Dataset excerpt

==================================================

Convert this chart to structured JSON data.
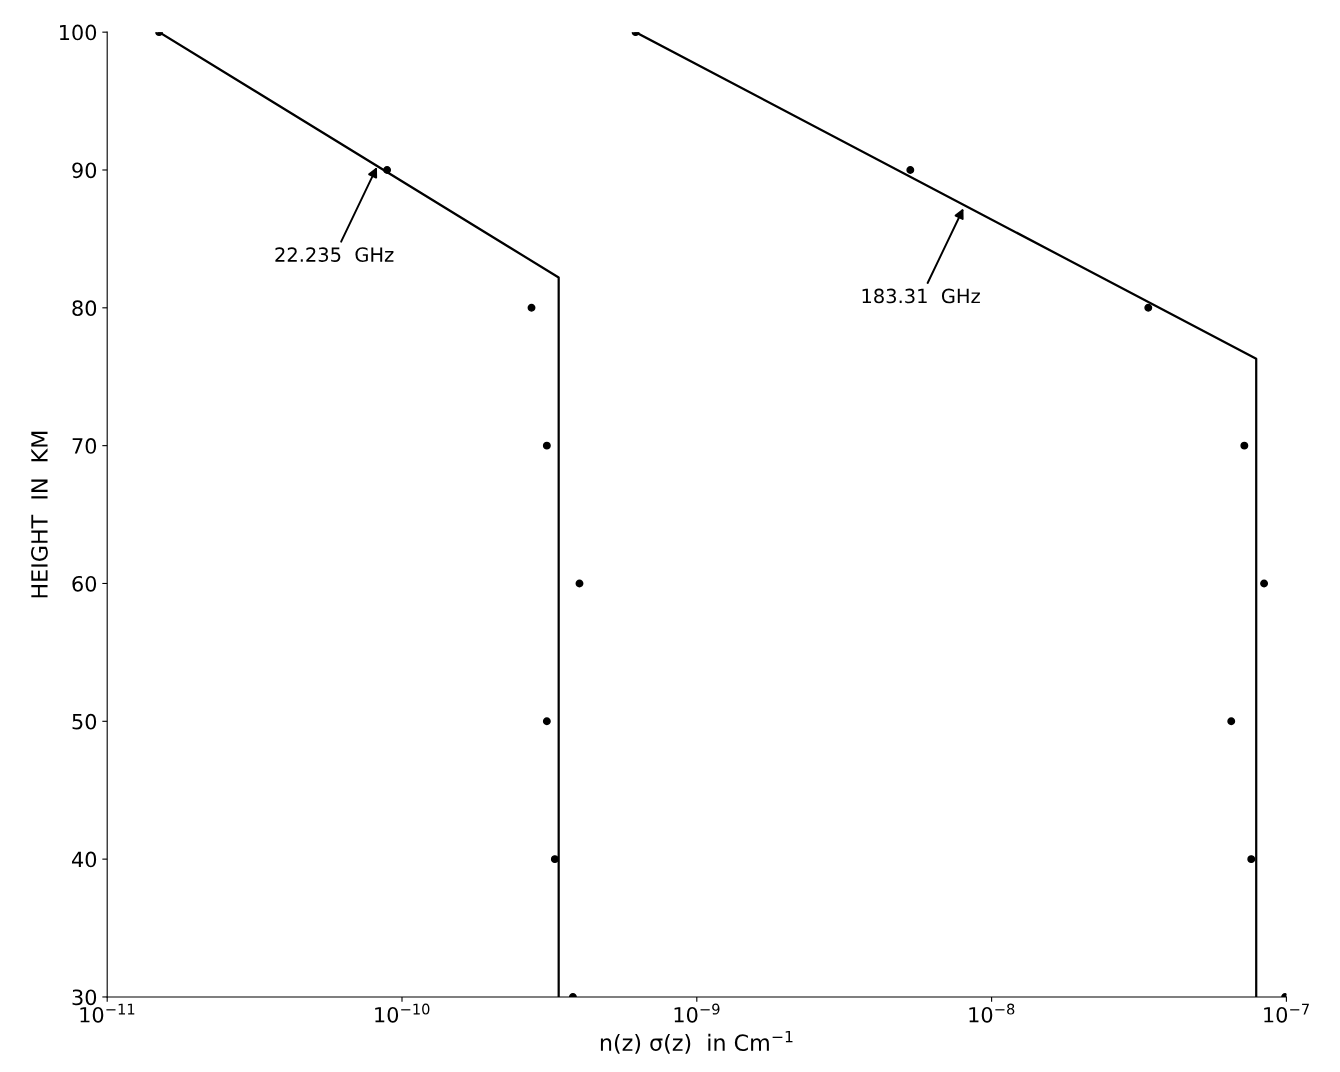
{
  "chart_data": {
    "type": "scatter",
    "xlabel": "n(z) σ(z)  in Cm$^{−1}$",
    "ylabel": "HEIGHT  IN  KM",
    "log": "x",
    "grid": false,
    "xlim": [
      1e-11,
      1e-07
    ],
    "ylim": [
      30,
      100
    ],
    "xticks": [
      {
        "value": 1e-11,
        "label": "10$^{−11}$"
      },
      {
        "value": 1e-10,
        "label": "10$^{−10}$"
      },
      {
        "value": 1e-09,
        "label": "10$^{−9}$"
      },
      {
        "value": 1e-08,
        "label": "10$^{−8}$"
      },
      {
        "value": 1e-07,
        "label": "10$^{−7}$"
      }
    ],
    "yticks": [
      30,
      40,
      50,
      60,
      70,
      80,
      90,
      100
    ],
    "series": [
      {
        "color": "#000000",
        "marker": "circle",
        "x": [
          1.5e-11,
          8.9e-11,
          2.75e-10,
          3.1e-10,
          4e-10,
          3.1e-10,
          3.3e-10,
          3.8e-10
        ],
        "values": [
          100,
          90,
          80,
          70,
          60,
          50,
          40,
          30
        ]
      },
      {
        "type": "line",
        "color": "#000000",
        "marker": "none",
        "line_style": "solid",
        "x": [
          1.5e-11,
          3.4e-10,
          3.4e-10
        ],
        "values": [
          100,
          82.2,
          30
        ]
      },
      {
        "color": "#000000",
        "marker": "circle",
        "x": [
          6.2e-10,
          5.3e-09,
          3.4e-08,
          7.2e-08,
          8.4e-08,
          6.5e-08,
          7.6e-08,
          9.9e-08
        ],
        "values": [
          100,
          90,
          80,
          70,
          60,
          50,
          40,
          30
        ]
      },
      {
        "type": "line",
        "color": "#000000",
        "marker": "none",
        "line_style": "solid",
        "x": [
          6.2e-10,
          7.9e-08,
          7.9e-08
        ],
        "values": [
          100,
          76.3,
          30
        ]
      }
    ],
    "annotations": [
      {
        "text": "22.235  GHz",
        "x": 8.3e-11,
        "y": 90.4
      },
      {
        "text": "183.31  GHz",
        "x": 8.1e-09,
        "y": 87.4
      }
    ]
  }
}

==================================================

**DIRECTION:** Extract the full listing above verbatim; pictures are to be left out of the copy.

**TASK RESULT:**
Convert this chart to structured JSON data.
{
  "chart_data": {
    "type": "scatter",
    "xlabel": "n(z) σ(z)  in Cm$^{−1}$",
    "ylabel": "HEIGHT  IN  KM",
    "log": "x",
    "grid": false,
    "xlim": [
      1e-11,
      1e-07
    ],
    "ylim": [
      30,
      100
    ],
    "xticks": [
      {
        "value": 1e-11,
        "label": "10$^{−11}$"
      },
      {
        "value": 1e-10,
        "label": "10$^{−10}$"
      },
      {
        "value": 1e-09,
        "label": "10$^{−9}$"
      },
      {
        "value": 1e-08,
        "label": "10$^{−8}$"
      },
      {
        "value": 1e-07,
        "label": "10$^{−7}$"
      }
    ],
    "yticks": [
      30,
      40,
      50,
      60,
      70,
      80,
      90,
      100
    ],
    "series": [
      {
        "color": "#000000",
        "marker": "circle",
        "x": [
          1.5e-11,
          8.9e-11,
          2.75e-10,
          3.1e-10,
          4e-10,
          3.1e-10,
          3.3e-10,
          3.8e-10
        ],
        "values": [
          100,
          90,
          80,
          70,
          60,
          50,
          40,
          30
        ]
      },
      {
        "type": "line",
        "color": "#000000",
        "marker": "none",
        "line_style": "solid",
        "x": [
          1.5e-11,
          3.4e-10,
          3.4e-10
        ],
        "values": [
          100,
          82.2,
          30
        ]
      },
      {
        "color": "#000000",
        "marker": "circle",
        "x": [
          6.2e-10,
          5.3e-09,
          3.4e-08,
          7.2e-08,
          8.4e-08,
          6.5e-08,
          7.6e-08,
          9.9e-08
        ],
        "values": [
          100,
          90,
          80,
          70,
          60,
          50,
          40,
          30
        ]
      },
      {
        "type": "line",
        "color": "#000000",
        "marker": "none",
        "line_style": "solid",
        "x": [
          6.2e-10,
          7.9e-08,
          7.9e-08
        ],
        "values": [
          100,
          76.3,
          30
        ]
      }
    ],
    "annotations": [
      {
        "text": "22.235  GHz",
        "x": 8.3e-11,
        "y": 90.4
      },
      {
        "text": "183.31  GHz",
        "x": 8.1e-09,
        "y": 87.4
      }
    ]
  }
}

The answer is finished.